▶ **Records contained in a dataset**
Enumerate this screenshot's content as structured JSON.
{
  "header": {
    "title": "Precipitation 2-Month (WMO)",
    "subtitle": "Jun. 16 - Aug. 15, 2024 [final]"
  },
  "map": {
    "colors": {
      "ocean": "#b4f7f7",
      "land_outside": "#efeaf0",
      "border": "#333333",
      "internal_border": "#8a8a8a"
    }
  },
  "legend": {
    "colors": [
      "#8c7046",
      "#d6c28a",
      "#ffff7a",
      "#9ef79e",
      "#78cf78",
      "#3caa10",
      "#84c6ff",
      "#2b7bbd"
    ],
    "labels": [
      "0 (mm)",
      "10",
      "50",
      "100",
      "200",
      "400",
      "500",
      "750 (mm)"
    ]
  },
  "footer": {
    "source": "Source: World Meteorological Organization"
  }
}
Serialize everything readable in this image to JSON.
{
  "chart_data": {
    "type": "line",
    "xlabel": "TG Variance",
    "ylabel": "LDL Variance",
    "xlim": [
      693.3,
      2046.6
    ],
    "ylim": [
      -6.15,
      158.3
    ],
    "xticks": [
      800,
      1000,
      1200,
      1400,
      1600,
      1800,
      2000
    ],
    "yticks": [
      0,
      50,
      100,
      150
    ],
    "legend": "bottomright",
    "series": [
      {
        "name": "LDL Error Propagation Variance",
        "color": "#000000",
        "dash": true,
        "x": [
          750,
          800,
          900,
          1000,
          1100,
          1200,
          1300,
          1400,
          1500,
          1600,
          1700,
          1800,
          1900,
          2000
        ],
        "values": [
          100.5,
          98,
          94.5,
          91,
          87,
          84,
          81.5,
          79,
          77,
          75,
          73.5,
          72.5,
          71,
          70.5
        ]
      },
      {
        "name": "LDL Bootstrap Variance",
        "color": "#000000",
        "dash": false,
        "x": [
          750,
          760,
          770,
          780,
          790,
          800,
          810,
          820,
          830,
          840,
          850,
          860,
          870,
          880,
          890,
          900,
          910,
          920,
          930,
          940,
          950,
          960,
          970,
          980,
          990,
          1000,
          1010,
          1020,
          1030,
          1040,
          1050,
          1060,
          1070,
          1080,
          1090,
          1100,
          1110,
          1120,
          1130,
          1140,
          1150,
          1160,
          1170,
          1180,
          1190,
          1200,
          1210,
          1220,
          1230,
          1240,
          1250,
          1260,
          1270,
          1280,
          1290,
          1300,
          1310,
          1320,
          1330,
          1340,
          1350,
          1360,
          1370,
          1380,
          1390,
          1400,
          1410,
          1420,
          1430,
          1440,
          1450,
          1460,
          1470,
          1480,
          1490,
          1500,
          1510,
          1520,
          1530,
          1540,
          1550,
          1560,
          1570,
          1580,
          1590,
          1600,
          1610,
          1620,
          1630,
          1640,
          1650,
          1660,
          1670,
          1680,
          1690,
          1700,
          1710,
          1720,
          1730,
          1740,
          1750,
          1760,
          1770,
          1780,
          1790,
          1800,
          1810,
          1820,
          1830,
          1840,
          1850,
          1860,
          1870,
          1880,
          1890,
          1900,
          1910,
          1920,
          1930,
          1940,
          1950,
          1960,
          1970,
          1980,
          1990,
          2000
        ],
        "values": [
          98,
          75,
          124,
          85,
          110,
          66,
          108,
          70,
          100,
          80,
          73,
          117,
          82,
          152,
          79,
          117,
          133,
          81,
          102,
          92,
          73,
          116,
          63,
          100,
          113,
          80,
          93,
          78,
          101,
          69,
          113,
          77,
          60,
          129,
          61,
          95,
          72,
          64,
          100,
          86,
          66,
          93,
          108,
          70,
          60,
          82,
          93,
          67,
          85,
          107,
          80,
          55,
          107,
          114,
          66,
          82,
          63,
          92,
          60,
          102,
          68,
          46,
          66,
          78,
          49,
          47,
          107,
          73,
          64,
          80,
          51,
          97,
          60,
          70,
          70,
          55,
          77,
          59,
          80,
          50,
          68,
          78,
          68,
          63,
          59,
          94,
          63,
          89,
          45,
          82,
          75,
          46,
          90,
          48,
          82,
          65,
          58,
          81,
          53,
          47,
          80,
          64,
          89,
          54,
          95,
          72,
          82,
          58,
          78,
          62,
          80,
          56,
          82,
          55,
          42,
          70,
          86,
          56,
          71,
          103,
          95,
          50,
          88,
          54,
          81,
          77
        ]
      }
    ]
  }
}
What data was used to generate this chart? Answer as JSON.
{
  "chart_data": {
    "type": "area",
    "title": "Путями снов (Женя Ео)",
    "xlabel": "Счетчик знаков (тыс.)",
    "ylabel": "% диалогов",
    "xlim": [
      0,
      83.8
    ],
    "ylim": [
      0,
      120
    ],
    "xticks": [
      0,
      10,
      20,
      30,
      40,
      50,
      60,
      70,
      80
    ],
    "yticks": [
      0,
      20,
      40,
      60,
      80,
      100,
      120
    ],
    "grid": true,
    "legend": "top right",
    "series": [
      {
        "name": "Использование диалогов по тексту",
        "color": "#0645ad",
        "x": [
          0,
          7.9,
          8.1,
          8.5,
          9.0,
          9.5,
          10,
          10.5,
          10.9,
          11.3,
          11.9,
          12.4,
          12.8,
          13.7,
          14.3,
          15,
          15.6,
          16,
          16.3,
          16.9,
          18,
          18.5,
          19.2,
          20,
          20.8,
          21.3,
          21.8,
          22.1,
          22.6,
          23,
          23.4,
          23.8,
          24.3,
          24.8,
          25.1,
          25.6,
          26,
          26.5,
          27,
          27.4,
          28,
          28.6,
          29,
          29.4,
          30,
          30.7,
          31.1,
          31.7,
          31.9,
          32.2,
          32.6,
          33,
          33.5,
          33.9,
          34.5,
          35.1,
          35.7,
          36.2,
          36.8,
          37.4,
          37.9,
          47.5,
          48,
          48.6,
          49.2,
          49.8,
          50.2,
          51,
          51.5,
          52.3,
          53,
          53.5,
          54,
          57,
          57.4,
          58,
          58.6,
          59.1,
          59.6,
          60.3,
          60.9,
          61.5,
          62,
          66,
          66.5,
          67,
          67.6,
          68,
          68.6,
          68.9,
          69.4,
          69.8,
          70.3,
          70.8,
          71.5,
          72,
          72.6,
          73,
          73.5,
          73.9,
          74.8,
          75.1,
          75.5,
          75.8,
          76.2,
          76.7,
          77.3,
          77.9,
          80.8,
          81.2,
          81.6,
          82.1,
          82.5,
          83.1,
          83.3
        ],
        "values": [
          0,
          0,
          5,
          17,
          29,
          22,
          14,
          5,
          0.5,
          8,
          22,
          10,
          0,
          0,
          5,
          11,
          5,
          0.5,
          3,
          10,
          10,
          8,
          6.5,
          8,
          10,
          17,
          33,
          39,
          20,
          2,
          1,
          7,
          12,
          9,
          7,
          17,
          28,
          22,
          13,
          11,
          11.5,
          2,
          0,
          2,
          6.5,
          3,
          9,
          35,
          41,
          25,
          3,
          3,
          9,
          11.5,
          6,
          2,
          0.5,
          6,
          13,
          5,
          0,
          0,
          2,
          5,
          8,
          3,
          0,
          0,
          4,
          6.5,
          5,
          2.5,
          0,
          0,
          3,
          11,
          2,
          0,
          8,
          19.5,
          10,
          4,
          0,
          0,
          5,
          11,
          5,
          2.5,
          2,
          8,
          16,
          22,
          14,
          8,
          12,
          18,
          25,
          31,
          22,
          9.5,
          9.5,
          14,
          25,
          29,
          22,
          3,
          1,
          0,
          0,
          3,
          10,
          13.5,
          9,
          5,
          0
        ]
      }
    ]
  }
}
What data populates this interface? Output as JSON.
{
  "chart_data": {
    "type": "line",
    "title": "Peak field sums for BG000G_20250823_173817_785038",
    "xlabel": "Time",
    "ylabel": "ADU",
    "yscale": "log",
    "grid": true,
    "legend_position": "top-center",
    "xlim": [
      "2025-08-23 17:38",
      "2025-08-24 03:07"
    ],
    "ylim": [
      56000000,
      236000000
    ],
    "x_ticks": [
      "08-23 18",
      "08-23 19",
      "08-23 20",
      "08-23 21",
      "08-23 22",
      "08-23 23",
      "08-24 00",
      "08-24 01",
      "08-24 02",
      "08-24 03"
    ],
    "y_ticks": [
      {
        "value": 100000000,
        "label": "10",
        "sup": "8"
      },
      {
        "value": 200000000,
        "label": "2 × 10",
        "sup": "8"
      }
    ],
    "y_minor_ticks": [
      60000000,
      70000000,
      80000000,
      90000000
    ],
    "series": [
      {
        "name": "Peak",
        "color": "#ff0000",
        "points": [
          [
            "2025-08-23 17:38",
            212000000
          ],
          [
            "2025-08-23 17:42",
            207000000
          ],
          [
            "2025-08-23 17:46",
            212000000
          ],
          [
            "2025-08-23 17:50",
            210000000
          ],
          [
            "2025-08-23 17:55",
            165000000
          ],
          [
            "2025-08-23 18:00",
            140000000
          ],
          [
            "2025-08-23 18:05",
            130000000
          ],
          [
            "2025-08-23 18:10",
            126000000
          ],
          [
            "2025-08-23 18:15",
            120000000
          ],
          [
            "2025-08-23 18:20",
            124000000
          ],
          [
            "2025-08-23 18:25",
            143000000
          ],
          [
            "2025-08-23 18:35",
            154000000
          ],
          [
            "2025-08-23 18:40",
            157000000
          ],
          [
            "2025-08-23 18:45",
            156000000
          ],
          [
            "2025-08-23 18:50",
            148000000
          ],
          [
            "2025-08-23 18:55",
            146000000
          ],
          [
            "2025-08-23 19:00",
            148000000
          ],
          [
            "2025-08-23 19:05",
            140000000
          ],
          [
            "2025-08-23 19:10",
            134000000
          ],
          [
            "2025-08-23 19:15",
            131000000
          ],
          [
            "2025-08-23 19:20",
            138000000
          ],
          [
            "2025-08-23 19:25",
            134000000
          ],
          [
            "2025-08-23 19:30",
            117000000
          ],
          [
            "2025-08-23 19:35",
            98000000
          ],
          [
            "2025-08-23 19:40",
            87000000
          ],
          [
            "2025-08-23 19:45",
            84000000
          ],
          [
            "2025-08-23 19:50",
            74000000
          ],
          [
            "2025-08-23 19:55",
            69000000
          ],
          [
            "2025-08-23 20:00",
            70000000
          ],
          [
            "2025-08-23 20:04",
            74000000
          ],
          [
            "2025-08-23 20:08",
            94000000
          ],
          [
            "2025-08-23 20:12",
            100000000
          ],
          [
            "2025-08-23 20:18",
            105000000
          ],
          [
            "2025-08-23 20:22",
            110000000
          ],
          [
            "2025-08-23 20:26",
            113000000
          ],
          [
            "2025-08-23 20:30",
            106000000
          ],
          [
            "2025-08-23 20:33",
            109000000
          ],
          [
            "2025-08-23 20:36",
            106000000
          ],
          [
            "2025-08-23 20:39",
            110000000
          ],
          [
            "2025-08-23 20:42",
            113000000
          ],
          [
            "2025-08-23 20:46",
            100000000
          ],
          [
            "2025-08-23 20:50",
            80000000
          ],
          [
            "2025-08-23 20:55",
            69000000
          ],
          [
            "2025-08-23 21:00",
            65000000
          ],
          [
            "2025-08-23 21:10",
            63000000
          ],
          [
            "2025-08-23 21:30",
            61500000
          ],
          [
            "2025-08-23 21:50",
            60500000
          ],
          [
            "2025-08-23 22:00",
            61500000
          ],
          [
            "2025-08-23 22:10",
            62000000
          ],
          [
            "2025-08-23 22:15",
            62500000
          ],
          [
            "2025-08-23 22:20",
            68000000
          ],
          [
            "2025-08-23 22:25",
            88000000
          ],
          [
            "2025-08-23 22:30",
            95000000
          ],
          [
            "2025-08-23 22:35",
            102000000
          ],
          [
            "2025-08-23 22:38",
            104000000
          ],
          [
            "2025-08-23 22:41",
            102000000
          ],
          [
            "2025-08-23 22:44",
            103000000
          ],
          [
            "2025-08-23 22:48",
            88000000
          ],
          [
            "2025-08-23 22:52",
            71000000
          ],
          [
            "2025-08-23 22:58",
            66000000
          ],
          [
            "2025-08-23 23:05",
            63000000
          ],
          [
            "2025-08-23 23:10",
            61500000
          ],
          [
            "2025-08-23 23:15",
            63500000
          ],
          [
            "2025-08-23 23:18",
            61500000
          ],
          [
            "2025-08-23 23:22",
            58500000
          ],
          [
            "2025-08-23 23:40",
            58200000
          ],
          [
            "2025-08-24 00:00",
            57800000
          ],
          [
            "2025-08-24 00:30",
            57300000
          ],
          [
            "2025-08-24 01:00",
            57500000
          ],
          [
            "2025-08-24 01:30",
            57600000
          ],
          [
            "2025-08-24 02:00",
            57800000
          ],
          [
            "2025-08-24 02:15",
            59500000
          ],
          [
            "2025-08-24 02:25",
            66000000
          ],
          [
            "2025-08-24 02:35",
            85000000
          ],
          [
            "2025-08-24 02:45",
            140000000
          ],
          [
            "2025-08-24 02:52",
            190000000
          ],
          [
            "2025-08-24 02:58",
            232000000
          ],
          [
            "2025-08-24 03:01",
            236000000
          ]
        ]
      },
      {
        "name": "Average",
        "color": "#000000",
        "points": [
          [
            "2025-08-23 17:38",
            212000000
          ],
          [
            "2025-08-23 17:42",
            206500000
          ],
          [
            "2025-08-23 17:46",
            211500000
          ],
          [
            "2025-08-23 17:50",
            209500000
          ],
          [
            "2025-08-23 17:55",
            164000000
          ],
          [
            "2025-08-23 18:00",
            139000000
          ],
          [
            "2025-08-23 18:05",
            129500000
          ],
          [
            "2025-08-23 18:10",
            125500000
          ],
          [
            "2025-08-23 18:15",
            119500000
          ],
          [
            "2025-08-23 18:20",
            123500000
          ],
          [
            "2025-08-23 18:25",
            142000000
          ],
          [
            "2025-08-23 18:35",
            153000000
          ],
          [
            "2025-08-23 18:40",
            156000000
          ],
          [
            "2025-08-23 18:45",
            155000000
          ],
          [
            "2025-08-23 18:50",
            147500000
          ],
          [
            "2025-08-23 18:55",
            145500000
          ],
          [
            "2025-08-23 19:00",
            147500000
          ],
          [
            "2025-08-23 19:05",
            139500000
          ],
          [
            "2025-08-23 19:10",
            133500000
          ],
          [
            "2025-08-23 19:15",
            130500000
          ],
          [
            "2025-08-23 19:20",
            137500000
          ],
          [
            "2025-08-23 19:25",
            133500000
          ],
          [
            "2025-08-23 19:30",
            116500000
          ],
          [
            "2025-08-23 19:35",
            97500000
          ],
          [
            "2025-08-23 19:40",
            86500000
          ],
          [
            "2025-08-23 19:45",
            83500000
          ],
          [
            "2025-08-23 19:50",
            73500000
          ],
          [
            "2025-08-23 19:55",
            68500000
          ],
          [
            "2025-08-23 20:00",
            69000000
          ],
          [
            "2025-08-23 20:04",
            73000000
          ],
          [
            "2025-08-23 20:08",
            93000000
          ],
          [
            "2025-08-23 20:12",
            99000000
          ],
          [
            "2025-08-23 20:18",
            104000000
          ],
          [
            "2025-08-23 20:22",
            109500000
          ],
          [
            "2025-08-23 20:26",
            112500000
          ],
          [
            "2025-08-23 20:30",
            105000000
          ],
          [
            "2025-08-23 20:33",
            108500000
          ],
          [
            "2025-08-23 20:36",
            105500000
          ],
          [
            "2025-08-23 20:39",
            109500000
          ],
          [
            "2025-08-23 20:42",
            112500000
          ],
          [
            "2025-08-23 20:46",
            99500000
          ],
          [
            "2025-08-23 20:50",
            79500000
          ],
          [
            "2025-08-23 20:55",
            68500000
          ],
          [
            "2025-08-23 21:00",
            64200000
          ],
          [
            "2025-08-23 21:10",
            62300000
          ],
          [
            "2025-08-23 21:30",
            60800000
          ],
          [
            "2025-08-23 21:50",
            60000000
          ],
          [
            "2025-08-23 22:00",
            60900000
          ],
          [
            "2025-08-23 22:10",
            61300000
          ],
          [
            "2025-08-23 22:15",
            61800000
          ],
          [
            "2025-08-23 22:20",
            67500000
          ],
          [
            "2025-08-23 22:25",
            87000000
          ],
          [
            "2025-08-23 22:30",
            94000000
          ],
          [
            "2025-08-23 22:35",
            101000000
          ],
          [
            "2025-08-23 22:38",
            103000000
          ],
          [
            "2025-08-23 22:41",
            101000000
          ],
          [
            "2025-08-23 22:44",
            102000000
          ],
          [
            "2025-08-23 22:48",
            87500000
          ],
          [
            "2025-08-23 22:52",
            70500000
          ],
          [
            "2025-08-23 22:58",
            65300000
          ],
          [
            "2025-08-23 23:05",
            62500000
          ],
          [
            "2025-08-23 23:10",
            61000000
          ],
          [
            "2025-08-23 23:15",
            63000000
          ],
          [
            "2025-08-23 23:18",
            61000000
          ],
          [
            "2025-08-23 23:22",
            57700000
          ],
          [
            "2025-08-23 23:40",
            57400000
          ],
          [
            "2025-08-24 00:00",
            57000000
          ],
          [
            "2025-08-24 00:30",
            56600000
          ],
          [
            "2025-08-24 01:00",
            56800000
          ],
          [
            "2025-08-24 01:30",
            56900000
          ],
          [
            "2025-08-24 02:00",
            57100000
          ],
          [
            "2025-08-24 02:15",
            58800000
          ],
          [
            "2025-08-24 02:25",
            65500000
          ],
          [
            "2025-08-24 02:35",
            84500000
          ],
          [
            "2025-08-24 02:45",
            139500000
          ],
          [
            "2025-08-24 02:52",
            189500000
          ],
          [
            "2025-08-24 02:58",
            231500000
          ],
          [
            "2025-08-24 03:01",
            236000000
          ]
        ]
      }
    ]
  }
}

▶ **PROBLEM**
Where a line above holds the string "this", show that line.

▶ **EXERCISE OUTPUT**
Enumerate this screenshot's content as structured JSON.
Serialize everything readable in this image to JSON.
What data was used to generate this chart? Answer as JSON.
What data populates this interface? Output as JSON.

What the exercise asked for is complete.